*Aim of the task:*
In the material below, find every line with "xlabel" and pull it out.

*****

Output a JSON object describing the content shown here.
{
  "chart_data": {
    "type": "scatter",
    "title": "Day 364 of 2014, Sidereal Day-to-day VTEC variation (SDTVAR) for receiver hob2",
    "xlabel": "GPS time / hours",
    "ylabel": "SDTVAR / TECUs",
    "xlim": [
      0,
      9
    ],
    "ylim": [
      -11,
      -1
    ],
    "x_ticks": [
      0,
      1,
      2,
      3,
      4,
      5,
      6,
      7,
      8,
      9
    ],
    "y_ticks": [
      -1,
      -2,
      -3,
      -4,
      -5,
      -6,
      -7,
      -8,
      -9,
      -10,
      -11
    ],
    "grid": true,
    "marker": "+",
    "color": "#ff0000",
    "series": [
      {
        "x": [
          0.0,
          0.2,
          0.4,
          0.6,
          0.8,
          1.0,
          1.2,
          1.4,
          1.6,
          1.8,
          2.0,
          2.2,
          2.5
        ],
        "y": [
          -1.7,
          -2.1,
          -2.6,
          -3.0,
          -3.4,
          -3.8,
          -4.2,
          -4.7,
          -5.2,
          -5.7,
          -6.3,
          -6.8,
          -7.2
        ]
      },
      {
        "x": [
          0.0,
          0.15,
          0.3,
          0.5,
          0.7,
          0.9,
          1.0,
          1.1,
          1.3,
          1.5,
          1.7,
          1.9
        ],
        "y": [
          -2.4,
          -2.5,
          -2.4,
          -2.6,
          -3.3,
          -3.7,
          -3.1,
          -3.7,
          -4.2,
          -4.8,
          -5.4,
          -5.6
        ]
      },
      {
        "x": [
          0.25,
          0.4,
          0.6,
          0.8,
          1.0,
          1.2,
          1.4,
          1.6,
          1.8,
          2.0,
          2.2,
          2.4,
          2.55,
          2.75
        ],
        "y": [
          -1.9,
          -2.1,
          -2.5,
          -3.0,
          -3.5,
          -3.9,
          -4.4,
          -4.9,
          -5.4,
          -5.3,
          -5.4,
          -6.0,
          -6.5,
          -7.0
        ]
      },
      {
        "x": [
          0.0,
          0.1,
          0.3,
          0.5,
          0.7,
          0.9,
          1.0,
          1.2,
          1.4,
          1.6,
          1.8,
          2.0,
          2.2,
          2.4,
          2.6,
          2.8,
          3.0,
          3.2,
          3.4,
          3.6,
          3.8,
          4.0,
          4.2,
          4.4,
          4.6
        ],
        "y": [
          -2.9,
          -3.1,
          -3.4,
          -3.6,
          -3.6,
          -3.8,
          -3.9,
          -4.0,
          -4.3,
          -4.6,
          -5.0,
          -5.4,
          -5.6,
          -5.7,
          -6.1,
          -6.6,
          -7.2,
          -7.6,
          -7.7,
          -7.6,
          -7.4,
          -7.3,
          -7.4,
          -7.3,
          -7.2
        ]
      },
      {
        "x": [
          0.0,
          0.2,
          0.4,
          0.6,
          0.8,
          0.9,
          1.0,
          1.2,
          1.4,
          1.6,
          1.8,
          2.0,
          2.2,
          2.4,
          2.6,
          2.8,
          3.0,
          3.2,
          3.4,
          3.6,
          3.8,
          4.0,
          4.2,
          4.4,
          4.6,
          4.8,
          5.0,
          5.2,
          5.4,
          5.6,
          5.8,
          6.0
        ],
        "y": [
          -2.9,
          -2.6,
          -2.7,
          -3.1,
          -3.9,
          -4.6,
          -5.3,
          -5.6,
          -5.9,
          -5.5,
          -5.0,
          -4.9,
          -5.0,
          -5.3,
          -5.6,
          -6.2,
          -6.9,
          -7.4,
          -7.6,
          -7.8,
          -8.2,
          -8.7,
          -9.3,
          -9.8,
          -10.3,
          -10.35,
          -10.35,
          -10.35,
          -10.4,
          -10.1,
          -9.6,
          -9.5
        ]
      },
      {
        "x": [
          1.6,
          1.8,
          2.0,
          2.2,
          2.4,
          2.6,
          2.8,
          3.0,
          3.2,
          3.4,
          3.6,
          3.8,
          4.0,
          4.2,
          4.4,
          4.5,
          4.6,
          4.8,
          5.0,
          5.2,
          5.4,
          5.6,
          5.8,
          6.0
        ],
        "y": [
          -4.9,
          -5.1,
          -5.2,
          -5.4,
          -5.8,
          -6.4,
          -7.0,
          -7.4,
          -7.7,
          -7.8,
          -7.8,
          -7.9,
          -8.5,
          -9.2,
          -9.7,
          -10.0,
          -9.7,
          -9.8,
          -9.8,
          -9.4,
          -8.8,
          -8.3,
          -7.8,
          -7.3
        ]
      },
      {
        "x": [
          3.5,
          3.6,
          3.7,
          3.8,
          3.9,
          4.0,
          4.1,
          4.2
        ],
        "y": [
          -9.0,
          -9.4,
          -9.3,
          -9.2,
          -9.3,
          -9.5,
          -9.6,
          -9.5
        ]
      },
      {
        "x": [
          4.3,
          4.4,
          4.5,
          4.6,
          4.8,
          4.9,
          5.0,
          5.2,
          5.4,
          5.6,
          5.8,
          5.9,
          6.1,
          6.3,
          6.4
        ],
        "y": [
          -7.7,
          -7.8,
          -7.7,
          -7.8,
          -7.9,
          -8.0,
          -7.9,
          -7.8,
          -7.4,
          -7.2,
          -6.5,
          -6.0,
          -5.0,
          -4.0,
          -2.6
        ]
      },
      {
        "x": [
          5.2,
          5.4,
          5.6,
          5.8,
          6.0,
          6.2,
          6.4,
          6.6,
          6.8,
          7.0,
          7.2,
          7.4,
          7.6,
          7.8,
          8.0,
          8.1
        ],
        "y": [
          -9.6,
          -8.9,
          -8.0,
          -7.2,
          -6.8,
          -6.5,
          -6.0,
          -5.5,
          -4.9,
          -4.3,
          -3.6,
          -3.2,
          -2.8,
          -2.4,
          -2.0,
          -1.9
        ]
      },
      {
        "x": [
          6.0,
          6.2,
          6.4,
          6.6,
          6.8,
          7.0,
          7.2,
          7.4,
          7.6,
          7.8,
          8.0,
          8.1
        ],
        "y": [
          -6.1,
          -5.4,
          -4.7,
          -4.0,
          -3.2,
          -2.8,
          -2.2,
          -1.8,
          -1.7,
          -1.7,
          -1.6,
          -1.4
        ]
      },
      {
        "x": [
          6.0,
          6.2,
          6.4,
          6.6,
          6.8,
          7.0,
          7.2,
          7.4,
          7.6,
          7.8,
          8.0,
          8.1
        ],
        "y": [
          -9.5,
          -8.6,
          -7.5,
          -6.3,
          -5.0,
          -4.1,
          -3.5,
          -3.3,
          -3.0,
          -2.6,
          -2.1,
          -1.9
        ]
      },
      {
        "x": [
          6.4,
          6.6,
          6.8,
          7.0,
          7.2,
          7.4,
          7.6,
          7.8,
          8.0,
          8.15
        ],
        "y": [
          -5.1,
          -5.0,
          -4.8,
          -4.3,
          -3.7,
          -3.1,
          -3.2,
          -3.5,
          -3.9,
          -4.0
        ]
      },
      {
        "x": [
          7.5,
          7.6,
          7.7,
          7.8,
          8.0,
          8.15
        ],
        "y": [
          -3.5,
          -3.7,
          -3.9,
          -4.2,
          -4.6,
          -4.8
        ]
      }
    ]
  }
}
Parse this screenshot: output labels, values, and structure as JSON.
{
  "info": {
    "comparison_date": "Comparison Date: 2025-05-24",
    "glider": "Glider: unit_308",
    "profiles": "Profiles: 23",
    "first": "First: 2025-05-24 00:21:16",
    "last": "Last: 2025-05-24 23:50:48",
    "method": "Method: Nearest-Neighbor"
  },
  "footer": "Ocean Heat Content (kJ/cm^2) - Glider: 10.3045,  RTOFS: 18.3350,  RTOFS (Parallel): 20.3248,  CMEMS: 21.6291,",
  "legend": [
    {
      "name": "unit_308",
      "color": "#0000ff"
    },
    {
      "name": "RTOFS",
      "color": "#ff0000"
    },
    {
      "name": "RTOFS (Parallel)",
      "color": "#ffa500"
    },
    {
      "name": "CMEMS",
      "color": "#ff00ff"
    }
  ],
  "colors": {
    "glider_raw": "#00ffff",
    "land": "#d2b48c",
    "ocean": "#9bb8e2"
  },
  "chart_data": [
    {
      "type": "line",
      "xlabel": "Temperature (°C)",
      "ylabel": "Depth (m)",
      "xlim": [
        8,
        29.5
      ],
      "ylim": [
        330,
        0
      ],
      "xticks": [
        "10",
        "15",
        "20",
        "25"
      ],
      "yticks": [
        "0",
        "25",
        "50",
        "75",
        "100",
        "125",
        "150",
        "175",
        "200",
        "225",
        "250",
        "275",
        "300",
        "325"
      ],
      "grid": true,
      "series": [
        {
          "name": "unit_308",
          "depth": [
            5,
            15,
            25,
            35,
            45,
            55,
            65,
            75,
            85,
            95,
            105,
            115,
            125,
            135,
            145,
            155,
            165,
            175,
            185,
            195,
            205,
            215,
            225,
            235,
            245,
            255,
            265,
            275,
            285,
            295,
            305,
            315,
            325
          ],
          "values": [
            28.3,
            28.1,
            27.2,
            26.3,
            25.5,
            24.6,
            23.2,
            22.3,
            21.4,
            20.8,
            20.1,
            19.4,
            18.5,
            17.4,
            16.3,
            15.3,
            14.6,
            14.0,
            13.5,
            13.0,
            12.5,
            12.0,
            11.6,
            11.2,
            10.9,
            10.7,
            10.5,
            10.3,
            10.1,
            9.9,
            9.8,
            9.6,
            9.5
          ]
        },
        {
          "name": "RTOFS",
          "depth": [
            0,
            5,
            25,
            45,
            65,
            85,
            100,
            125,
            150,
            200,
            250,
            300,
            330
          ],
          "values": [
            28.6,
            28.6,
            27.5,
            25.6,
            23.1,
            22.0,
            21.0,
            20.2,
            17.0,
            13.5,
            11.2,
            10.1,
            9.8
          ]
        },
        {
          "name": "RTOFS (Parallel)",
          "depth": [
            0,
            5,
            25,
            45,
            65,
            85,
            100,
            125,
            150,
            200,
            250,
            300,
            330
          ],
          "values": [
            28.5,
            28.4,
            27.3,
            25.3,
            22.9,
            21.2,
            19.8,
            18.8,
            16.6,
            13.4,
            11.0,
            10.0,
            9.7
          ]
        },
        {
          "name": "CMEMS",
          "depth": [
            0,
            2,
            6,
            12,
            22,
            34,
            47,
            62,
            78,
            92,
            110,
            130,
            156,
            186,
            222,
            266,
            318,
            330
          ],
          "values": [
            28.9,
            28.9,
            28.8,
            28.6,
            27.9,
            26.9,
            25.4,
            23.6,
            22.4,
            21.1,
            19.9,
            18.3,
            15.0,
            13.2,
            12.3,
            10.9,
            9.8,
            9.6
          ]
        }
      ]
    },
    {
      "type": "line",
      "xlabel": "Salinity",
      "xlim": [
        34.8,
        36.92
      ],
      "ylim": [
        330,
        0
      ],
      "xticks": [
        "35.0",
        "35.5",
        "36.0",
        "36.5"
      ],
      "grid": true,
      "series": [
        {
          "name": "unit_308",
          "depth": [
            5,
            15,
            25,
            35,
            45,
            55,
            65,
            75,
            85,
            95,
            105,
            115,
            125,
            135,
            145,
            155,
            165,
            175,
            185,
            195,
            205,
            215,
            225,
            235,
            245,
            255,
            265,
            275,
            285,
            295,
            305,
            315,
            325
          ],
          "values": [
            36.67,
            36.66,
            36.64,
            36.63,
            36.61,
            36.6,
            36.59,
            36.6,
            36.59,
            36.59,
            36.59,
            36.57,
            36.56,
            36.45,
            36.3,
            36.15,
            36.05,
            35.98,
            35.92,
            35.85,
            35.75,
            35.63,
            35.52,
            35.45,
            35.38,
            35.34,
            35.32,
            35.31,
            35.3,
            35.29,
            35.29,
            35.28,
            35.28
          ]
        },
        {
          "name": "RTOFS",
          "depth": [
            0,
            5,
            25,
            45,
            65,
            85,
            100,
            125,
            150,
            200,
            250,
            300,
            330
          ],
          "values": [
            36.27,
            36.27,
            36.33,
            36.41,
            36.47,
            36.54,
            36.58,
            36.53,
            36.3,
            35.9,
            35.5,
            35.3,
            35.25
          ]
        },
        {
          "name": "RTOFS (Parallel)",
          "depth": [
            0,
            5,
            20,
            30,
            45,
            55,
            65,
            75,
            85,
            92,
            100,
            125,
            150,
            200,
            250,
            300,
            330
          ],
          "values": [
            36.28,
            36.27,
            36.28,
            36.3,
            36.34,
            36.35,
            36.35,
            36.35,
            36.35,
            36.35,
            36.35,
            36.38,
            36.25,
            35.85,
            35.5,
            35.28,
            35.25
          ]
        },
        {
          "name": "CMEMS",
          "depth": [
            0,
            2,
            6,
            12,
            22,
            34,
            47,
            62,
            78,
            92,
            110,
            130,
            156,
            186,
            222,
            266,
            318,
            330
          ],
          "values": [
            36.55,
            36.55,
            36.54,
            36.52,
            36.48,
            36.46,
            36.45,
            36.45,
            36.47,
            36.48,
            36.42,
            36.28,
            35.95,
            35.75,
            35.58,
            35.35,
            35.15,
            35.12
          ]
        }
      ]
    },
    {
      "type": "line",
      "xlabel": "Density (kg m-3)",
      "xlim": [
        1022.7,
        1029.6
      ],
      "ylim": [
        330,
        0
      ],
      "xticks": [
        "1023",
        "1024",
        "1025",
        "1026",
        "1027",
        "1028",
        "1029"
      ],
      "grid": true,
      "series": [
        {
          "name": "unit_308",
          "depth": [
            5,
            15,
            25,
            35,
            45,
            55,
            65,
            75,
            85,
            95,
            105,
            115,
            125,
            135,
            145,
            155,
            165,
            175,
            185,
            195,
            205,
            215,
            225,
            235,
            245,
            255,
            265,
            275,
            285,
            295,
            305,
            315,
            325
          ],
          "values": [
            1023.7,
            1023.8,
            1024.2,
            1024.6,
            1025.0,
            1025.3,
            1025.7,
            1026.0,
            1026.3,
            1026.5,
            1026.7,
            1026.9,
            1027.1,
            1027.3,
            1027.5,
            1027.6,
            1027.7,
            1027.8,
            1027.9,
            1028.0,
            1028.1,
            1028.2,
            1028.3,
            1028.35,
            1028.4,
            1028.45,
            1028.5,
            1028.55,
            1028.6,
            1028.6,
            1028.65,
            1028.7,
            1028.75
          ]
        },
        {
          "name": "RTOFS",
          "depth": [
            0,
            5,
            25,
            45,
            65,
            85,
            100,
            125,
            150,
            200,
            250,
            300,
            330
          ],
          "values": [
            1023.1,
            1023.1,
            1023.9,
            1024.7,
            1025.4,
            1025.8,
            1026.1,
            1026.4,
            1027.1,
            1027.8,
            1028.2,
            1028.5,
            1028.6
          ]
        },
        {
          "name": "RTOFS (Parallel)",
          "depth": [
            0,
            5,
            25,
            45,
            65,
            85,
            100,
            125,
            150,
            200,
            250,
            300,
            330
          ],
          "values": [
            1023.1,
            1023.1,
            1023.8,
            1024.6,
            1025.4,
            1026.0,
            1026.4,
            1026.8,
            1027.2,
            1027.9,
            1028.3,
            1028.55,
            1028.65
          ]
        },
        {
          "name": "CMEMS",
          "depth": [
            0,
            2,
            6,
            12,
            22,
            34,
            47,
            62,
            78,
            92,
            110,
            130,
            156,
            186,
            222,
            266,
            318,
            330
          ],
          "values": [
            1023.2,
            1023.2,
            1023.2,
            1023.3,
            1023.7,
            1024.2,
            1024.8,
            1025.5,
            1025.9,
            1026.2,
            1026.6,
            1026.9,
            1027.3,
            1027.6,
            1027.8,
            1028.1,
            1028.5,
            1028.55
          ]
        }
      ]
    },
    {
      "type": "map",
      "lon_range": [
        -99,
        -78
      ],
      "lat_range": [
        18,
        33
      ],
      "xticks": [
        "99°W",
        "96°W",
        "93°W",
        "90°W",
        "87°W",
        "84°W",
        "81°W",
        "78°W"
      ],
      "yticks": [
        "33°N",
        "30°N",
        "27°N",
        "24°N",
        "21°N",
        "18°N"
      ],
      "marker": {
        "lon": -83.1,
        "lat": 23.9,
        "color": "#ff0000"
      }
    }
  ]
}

*****

*Exercise output:*
    "xlabel": "GPS time / hours",
      "xlabel": "Temperature (°C)",
      "xlabel": "Salinity",
      "xlabel": "Density (kg m-3)",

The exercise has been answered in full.